▶

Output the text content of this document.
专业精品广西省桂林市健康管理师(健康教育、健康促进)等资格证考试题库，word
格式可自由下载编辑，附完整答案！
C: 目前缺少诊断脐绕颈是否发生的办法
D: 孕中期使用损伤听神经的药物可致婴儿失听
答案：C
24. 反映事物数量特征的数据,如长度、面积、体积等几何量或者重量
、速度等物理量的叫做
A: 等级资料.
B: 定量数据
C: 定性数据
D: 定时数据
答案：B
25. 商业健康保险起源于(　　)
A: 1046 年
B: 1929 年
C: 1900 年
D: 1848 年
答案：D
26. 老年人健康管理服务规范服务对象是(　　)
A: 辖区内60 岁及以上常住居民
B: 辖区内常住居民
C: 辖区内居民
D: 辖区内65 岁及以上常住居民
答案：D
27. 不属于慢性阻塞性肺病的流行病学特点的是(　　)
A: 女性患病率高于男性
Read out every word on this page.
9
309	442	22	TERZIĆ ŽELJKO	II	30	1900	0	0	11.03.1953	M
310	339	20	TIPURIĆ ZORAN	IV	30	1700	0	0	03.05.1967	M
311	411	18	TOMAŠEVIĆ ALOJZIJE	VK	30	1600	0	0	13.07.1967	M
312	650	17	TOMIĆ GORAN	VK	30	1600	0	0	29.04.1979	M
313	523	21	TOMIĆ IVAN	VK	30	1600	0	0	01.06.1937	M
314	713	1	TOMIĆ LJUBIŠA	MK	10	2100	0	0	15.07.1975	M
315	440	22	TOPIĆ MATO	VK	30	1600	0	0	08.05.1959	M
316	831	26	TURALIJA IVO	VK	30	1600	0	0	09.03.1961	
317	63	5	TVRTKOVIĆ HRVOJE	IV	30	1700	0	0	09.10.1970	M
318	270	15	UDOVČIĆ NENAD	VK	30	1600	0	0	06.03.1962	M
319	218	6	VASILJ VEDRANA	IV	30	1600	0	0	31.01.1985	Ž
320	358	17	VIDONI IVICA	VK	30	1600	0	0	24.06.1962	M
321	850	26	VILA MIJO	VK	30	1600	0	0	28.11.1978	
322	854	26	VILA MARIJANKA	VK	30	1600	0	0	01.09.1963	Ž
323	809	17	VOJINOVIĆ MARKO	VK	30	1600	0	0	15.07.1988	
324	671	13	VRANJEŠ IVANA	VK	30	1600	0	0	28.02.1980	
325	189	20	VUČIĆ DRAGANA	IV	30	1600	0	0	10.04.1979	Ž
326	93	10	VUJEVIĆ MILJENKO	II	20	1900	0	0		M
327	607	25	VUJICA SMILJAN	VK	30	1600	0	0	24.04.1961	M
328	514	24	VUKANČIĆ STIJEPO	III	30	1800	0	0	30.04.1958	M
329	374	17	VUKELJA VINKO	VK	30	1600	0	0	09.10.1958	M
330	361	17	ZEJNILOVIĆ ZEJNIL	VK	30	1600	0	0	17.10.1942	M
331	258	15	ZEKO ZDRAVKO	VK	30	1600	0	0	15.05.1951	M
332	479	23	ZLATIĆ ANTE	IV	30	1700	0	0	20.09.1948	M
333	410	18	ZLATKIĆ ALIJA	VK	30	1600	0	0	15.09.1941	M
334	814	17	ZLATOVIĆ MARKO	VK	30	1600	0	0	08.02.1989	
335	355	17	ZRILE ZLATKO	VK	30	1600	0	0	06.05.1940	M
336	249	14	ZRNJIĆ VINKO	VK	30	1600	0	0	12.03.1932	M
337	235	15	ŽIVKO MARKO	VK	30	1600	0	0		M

◀

### TASK GOAL
Each line of the material should be echoed exactly.

### RESPONSE
Output the text content of this document.
专业精品广西省桂林市健康管理师(健康教育、健康促进)等资格证考试题库，word
格式可自由下载编辑，附完整答案！
C: 目前缺少诊断脐绕颈是否发生的办法
D: 孕中期使用损伤听神经的药物可致婴儿失听
答案：C
24. 反映事物数量特征的数据,如长度、面积、体积等几何量或者重量
、速度等物理量的叫做
A: 等级资料.
B: 定量数据
C: 定性数据
D: 定时数据
答案：B
25. 商业健康保险起源于(　　)
A: 1046 年
B: 1929 年
C: 1900 年
D: 1848 年
答案：D
26. 老年人健康管理服务规范服务对象是(　　)
A: 辖区内60 岁及以上常住居民
B: 辖区内常住居民
C: 辖区内居民
D: 辖区内65 岁及以上常住居民
答案：D
27. 不属于慢性阻塞性肺病的流行病学特点的是(　　)
A: 女性患病率高于男性
Read out every word on this page.
9
309	442	22	TERZIĆ ŽELJKO	II	30	1900	0	0	11.03.1953	M
310	339	20	TIPURIĆ ZORAN	IV	30	1700	0	0	03.05.1967	M
311	411	18	TOMAŠEVIĆ ALOJZIJE	VK	30	1600	0	0	13.07.1967	M
312	650	17	TOMIĆ GORAN	VK	30	1600	0	0	29.04.1979	M
313	523	21	TOMIĆ IVAN	VK	30	1600	0	0	01.06.1937	M
314	713	1	TOMIĆ LJUBIŠA	MK	10	2100	0	0	15.07.1975	M
315	440	22	TOPIĆ MATO	VK	30	1600	0	0	08.05.1959	M
316	831	26	TURALIJA IVO	VK	30	1600	0	0	09.03.1961	
317	63	5	TVRTKOVIĆ HRVOJE	IV	30	1700	0	0	09.10.1970	M
318	270	15	UDOVČIĆ NENAD	VK	30	1600	0	0	06.03.1962	M
319	218	6	VASILJ VEDRANA	IV	30	1600	0	0	31.01.1985	Ž
320	358	17	VIDONI IVICA	VK	30	1600	0	0	24.06.1962	M
321	850	26	VILA MIJO	VK	30	1600	0	0	28.11.1978	
322	854	26	VILA MARIJANKA	VK	30	1600	0	0	01.09.1963	Ž
323	809	17	VOJINOVIĆ MARKO	VK	30	1600	0	0	15.07.1988	
324	671	13	VRANJEŠ IVANA	VK	30	1600	0	0	28.02.1980	
325	189	20	VUČIĆ DRAGANA	IV	30	1600	0	0	10.04.1979	Ž
326	93	10	VUJEVIĆ MILJENKO	II	20	1900	0	0		M
327	607	25	VUJICA SMILJAN	VK	30	1600	0	0	24.04.1961	M
328	514	24	VUKANČIĆ STIJEPO	III	30	1800	0	0	30.04.1958	M
329	374	17	VUKELJA VINKO	VK	30	1600	0	0	09.10.1958	M
330	361	17	ZEJNILOVIĆ ZEJNIL	VK	30	1600	0	0	17.10.1942	M
331	258	15	ZEKO ZDRAVKO	VK	30	1600	0	0	15.05.1951	M
332	479	23	ZLATIĆ ANTE	IV	30	1700	0	0	20.09.1948	M
333	410	18	ZLATKIĆ ALIJA	VK	30	1600	0	0	15.09.1941	M
334	814	17	ZLATOVIĆ MARKO	VK	30	1600	0	0	08.02.1989	
335	355	17	ZRILE ZLATKO	VK	30	1600	0	0	06.05.1940	M
336	249	14	ZRNJIĆ VINKO	VK	30	1600	0	0	12.03.1932	M
337	235	15	ŽIVKO MARKO	VK	30	1600	0	0		M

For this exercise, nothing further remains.